= Beginning of Section =
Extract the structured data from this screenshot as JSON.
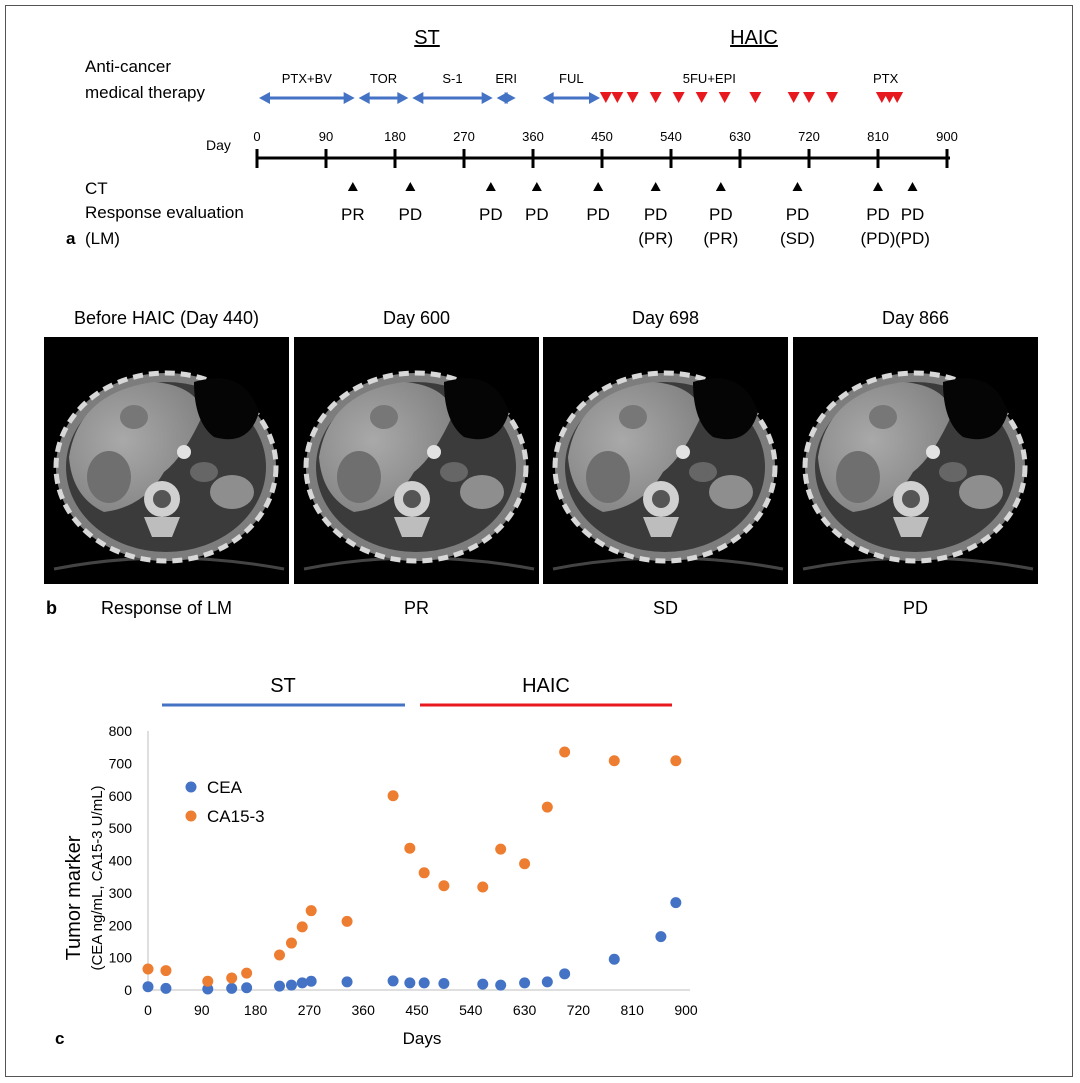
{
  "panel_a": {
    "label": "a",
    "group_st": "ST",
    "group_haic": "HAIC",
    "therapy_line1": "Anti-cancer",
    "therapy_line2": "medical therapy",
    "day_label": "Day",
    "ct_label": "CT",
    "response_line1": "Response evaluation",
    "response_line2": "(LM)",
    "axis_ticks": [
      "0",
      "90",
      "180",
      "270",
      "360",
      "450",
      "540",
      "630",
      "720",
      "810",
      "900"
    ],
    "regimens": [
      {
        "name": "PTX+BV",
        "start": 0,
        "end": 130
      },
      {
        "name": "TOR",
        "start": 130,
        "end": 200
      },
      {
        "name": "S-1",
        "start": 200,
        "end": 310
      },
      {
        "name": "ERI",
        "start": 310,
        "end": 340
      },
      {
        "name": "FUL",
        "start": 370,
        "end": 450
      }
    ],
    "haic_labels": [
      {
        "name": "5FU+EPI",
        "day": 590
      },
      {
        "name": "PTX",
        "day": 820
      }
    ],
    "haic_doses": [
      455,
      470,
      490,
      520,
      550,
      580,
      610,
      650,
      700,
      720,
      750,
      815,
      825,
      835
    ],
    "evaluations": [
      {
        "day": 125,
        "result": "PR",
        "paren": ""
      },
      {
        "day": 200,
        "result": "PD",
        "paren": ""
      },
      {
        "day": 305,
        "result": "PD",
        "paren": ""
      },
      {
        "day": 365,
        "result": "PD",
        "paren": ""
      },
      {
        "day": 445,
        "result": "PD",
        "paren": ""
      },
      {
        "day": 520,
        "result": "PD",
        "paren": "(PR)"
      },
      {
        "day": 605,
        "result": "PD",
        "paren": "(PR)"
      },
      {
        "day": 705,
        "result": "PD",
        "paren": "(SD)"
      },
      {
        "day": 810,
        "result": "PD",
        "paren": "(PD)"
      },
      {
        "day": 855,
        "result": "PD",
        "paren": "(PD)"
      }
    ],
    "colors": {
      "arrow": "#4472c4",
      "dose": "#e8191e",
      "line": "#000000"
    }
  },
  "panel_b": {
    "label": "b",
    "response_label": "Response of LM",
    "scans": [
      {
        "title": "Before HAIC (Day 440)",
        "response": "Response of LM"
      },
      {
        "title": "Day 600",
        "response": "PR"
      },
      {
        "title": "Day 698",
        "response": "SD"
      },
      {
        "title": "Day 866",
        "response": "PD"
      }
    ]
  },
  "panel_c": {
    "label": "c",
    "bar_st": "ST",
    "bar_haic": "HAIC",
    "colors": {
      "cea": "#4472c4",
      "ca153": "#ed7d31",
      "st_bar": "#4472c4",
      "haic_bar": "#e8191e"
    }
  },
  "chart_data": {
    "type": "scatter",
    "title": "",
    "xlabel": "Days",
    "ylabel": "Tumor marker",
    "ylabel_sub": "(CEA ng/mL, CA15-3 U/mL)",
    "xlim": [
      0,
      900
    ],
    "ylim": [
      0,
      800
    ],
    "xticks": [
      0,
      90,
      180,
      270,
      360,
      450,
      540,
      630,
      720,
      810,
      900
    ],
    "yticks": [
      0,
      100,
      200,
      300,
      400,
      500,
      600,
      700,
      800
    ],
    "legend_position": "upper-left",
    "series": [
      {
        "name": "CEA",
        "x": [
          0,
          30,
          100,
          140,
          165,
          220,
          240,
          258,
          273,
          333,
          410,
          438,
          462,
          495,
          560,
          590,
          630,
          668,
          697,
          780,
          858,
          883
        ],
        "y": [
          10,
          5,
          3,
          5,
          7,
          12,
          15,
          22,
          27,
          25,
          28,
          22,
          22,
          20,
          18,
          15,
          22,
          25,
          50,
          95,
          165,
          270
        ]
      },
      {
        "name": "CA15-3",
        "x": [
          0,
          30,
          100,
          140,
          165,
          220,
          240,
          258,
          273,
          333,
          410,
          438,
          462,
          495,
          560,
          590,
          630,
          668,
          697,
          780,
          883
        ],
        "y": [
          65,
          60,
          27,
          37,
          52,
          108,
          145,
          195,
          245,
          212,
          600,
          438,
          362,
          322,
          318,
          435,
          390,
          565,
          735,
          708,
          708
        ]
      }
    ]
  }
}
= End of Section =
**WORK ORDER**
Leaving every picture aside, repeat the listing exactly.

**EXERCISE RESPONSE**
Extract the structured data from this screenshot as JSON.
{
  "panel_a": {
    "label": "a",
    "group_st": "ST",
    "group_haic": "HAIC",
    "therapy_line1": "Anti-cancer",
    "therapy_line2": "medical therapy",
    "day_label": "Day",
    "ct_label": "CT",
    "response_line1": "Response evaluation",
    "response_line2": "(LM)",
    "axis_ticks": [
      "0",
      "90",
      "180",
      "270",
      "360",
      "450",
      "540",
      "630",
      "720",
      "810",
      "900"
    ],
    "regimens": [
      {
        "name": "PTX+BV",
        "start": 0,
        "end": 130
      },
      {
        "name": "TOR",
        "start": 130,
        "end": 200
      },
      {
        "name": "S-1",
        "start": 200,
        "end": 310
      },
      {
        "name": "ERI",
        "start": 310,
        "end": 340
      },
      {
        "name": "FUL",
        "start": 370,
        "end": 450
      }
    ],
    "haic_labels": [
      {
        "name": "5FU+EPI",
        "day": 590
      },
      {
        "name": "PTX",
        "day": 820
      }
    ],
    "haic_doses": [
      455,
      470,
      490,
      520,
      550,
      580,
      610,
      650,
      700,
      720,
      750,
      815,
      825,
      835
    ],
    "evaluations": [
      {
        "day": 125,
        "result": "PR",
        "paren": ""
      },
      {
        "day": 200,
        "result": "PD",
        "paren": ""
      },
      {
        "day": 305,
        "result": "PD",
        "paren": ""
      },
      {
        "day": 365,
        "result": "PD",
        "paren": ""
      },
      {
        "day": 445,
        "result": "PD",
        "paren": ""
      },
      {
        "day": 520,
        "result": "PD",
        "paren": "(PR)"
      },
      {
        "day": 605,
        "result": "PD",
        "paren": "(PR)"
      },
      {
        "day": 705,
        "result": "PD",
        "paren": "(SD)"
      },
      {
        "day": 810,
        "result": "PD",
        "paren": "(PD)"
      },
      {
        "day": 855,
        "result": "PD",
        "paren": "(PD)"
      }
    ],
    "colors": {
      "arrow": "#4472c4",
      "dose": "#e8191e",
      "line": "#000000"
    }
  },
  "panel_b": {
    "label": "b",
    "response_label": "Response of LM",
    "scans": [
      {
        "title": "Before HAIC (Day 440)",
        "response": "Response of LM"
      },
      {
        "title": "Day 600",
        "response": "PR"
      },
      {
        "title": "Day 698",
        "response": "SD"
      },
      {
        "title": "Day 866",
        "response": "PD"
      }
    ]
  },
  "panel_c": {
    "label": "c",
    "bar_st": "ST",
    "bar_haic": "HAIC",
    "colors": {
      "cea": "#4472c4",
      "ca153": "#ed7d31",
      "st_bar": "#4472c4",
      "haic_bar": "#e8191e"
    }
  },
  "chart_data": {
    "type": "scatter",
    "title": "",
    "xlabel": "Days",
    "ylabel": "Tumor marker",
    "ylabel_sub": "(CEA ng/mL, CA15-3 U/mL)",
    "xlim": [
      0,
      900
    ],
    "ylim": [
      0,
      800
    ],
    "xticks": [
      0,
      90,
      180,
      270,
      360,
      450,
      540,
      630,
      720,
      810,
      900
    ],
    "yticks": [
      0,
      100,
      200,
      300,
      400,
      500,
      600,
      700,
      800
    ],
    "legend_position": "upper-left",
    "series": [
      {
        "name": "CEA",
        "x": [
          0,
          30,
          100,
          140,
          165,
          220,
          240,
          258,
          273,
          333,
          410,
          438,
          462,
          495,
          560,
          590,
          630,
          668,
          697,
          780,
          858,
          883
        ],
        "y": [
          10,
          5,
          3,
          5,
          7,
          12,
          15,
          22,
          27,
          25,
          28,
          22,
          22,
          20,
          18,
          15,
          22,
          25,
          50,
          95,
          165,
          270
        ]
      },
      {
        "name": "CA15-3",
        "x": [
          0,
          30,
          100,
          140,
          165,
          220,
          240,
          258,
          273,
          333,
          410,
          438,
          462,
          495,
          560,
          590,
          630,
          668,
          697,
          780,
          883
        ],
        "y": [
          65,
          60,
          27,
          37,
          52,
          108,
          145,
          195,
          245,
          212,
          600,
          438,
          362,
          322,
          318,
          435,
          390,
          565,
          735,
          708,
          708
        ]
      }
    ]
  }
}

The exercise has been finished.